__THE REQUEST__
Transcribe the full listing below exactly.

__AVAILABLE DATA__

-------------------------

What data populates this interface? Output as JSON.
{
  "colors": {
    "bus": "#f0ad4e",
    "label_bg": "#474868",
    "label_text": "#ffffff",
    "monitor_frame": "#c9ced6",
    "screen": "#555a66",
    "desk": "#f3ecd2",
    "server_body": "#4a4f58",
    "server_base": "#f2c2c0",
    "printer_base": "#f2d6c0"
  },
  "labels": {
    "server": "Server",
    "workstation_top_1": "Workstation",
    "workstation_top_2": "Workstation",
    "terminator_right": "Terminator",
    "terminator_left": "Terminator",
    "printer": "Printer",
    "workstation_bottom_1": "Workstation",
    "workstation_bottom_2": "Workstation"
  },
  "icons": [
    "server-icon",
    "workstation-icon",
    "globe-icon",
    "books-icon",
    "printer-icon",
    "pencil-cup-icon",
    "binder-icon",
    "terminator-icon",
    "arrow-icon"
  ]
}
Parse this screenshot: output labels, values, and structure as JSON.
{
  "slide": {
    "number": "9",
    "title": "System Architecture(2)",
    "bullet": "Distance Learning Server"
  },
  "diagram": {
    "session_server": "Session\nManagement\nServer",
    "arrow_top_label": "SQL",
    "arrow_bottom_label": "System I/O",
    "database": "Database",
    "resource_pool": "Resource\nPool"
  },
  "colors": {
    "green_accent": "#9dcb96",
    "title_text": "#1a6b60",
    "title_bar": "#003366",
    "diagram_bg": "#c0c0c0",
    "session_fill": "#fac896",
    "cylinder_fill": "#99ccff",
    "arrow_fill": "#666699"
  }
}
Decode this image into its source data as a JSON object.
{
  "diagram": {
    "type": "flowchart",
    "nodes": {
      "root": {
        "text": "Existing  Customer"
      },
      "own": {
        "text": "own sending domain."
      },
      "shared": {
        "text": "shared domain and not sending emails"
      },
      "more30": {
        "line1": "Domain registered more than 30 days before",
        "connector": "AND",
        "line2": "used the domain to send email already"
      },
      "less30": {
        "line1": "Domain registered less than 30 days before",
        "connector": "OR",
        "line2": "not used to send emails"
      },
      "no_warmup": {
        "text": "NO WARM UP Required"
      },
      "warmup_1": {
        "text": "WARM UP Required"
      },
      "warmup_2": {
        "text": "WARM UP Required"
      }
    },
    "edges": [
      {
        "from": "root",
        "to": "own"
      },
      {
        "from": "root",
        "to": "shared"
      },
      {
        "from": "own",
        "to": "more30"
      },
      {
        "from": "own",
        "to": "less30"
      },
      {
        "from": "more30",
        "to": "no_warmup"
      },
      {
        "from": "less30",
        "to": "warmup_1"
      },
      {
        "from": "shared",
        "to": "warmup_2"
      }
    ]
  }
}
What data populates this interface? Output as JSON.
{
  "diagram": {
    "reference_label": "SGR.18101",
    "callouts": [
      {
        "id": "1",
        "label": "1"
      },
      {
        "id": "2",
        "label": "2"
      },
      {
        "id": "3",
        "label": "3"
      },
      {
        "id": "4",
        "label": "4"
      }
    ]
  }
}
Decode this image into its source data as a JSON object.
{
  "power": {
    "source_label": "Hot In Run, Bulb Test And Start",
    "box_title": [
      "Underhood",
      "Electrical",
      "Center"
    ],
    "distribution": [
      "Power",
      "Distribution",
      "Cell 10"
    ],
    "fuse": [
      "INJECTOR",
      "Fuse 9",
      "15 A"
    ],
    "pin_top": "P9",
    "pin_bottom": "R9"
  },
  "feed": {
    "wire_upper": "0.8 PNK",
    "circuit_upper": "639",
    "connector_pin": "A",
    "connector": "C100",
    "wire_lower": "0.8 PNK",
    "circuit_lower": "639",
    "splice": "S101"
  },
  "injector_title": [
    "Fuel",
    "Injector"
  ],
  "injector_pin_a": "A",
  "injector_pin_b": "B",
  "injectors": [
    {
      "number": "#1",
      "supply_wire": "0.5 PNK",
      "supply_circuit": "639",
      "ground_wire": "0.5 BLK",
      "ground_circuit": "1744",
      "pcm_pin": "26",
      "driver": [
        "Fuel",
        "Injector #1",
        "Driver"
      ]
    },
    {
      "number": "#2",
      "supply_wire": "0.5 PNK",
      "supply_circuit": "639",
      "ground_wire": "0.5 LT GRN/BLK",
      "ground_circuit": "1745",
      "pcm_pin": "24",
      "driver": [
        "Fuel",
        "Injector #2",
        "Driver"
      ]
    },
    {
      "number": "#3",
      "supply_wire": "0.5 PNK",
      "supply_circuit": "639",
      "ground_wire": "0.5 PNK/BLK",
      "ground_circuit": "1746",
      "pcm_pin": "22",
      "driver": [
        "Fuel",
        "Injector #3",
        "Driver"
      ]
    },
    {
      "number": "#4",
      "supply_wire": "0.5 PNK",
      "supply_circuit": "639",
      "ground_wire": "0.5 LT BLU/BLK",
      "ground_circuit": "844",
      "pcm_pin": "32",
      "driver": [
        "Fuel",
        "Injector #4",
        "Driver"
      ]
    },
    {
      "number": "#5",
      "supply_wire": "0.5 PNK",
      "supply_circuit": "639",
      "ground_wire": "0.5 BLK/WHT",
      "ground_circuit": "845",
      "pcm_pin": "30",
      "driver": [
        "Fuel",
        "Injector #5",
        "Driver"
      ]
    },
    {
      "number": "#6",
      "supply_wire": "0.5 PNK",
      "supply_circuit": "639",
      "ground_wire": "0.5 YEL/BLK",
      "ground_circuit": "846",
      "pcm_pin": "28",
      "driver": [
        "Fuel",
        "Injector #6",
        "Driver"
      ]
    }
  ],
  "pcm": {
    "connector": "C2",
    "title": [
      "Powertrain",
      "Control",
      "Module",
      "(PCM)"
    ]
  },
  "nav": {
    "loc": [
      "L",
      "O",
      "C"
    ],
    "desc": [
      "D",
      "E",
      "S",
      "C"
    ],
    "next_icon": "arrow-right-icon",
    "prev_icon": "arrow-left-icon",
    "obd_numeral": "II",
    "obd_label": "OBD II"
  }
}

-------------------------

__PROBLEM SOLUTION__
What data populates this interface? Output as JSON.
{
  "colors": {
    "bus": "#f0ad4e",
    "label_bg": "#474868",
    "label_text": "#ffffff",
    "monitor_frame": "#c9ced6",
    "screen": "#555a66",
    "desk": "#f3ecd2",
    "server_body": "#4a4f58",
    "server_base": "#f2c2c0",
    "printer_base": "#f2d6c0"
  },
  "labels": {
    "server": "Server",
    "workstation_top_1": "Workstation",
    "workstation_top_2": "Workstation",
    "terminator_right": "Terminator",
    "terminator_left": "Terminator",
    "printer": "Printer",
    "workstation_bottom_1": "Workstation",
    "workstation_bottom_2": "Workstation"
  },
  "icons": [
    "server-icon",
    "workstation-icon",
    "globe-icon",
    "books-icon",
    "printer-icon",
    "pencil-cup-icon",
    "binder-icon",
    "terminator-icon",
    "arrow-icon"
  ]
}
Parse this screenshot: output labels, values, and structure as JSON.
{
  "slide": {
    "number": "9",
    "title": "System Architecture(2)",
    "bullet": "Distance Learning Server"
  },
  "diagram": {
    "session_server": "Session\nManagement\nServer",
    "arrow_top_label": "SQL",
    "arrow_bottom_label": "System I/O",
    "database": "Database",
    "resource_pool": "Resource\nPool"
  },
  "colors": {
    "green_accent": "#9dcb96",
    "title_text": "#1a6b60",
    "title_bar": "#003366",
    "diagram_bg": "#c0c0c0",
    "session_fill": "#fac896",
    "cylinder_fill": "#99ccff",
    "arrow_fill": "#666699"
  }
}
Decode this image into its source data as a JSON object.
{
  "diagram": {
    "type": "flowchart",
    "nodes": {
      "root": {
        "text": "Existing  Customer"
      },
      "own": {
        "text": "own sending domain."
      },
      "shared": {
        "text": "shared domain and not sending emails"
      },
      "more30": {
        "line1": "Domain registered more than 30 days before",
        "connector": "AND",
        "line2": "used the domain to send email already"
      },
      "less30": {
        "line1": "Domain registered less than 30 days before",
        "connector": "OR",
        "line2": "not used to send emails"
      },
      "no_warmup": {
        "text": "NO WARM UP Required"
      },
      "warmup_1": {
        "text": "WARM UP Required"
      },
      "warmup_2": {
        "text": "WARM UP Required"
      }
    },
    "edges": [
      {
        "from": "root",
        "to": "own"
      },
      {
        "from": "root",
        "to": "shared"
      },
      {
        "from": "own",
        "to": "more30"
      },
      {
        "from": "own",
        "to": "less30"
      },
      {
        "from": "more30",
        "to": "no_warmup"
      },
      {
        "from": "less30",
        "to": "warmup_1"
      },
      {
        "from": "shared",
        "to": "warmup_2"
      }
    ]
  }
}
What data populates this interface? Output as JSON.
{
  "diagram": {
    "reference_label": "SGR.18101",
    "callouts": [
      {
        "id": "1",
        "label": "1"
      },
      {
        "id": "2",
        "label": "2"
      },
      {
        "id": "3",
        "label": "3"
      },
      {
        "id": "4",
        "label": "4"
      }
    ]
  }
}
Decode this image into its source data as a JSON object.
{
  "power": {
    "source_label": "Hot In Run, Bulb Test And Start",
    "box_title": [
      "Underhood",
      "Electrical",
      "Center"
    ],
    "distribution": [
      "Power",
      "Distribution",
      "Cell 10"
    ],
    "fuse": [
      "INJECTOR",
      "Fuse 9",
      "15 A"
    ],
    "pin_top": "P9",
    "pin_bottom": "R9"
  },
  "feed": {
    "wire_upper": "0.8 PNK",
    "circuit_upper": "639",
    "connector_pin": "A",
    "connector": "C100",
    "wire_lower": "0.8 PNK",
    "circuit_lower": "639",
    "splice": "S101"
  },
  "injector_title": [
    "Fuel",
    "Injector"
  ],
  "injector_pin_a": "A",
  "injector_pin_b": "B",
  "injectors": [
    {
      "number": "#1",
      "supply_wire": "0.5 PNK",
      "supply_circuit": "639",
      "ground_wire": "0.5 BLK",
      "ground_circuit": "1744",
      "pcm_pin": "26",
      "driver": [
        "Fuel",
        "Injector #1",
        "Driver"
      ]
    },
    {
      "number": "#2",
      "supply_wire": "0.5 PNK",
      "supply_circuit": "639",
      "ground_wire": "0.5 LT GRN/BLK",
      "ground_circuit": "1745",
      "pcm_pin": "24",
      "driver": [
        "Fuel",
        "Injector #2",
        "Driver"
      ]
    },
    {
      "number": "#3",
      "supply_wire": "0.5 PNK",
      "supply_circuit": "639",
      "ground_wire": "0.5 PNK/BLK",
      "ground_circuit": "1746",
      "pcm_pin": "22",
      "driver": [
        "Fuel",
        "Injector #3",
        "Driver"
      ]
    },
    {
      "number": "#4",
      "supply_wire": "0.5 PNK",
      "supply_circuit": "639",
      "ground_wire": "0.5 LT BLU/BLK",
      "ground_circuit": "844",
      "pcm_pin": "32",
      "driver": [
        "Fuel",
        "Injector #4",
        "Driver"
      ]
    },
    {
      "number": "#5",
      "supply_wire": "0.5 PNK",
      "supply_circuit": "639",
      "ground_wire": "0.5 BLK/WHT",
      "ground_circuit": "845",
      "pcm_pin": "30",
      "driver": [
        "Fuel",
        "Injector #5",
        "Driver"
      ]
    },
    {
      "number": "#6",
      "supply_wire": "0.5 PNK",
      "supply_circuit": "639",
      "ground_wire": "0.5 YEL/BLK",
      "ground_circuit": "846",
      "pcm_pin": "28",
      "driver": [
        "Fuel",
        "Injector #6",
        "Driver"
      ]
    }
  ],
  "pcm": {
    "connector": "C2",
    "title": [
      "Powertrain",
      "Control",
      "Module",
      "(PCM)"
    ]
  },
  "nav": {
    "loc": [
      "L",
      "O",
      "C"
    ],
    "desc": [
      "D",
      "E",
      "S",
      "C"
    ],
    "next_icon": "arrow-right-icon",
    "prev_icon": "arrow-left-icon",
    "obd_numeral": "II",
    "obd_label": "OBD II"
  }
}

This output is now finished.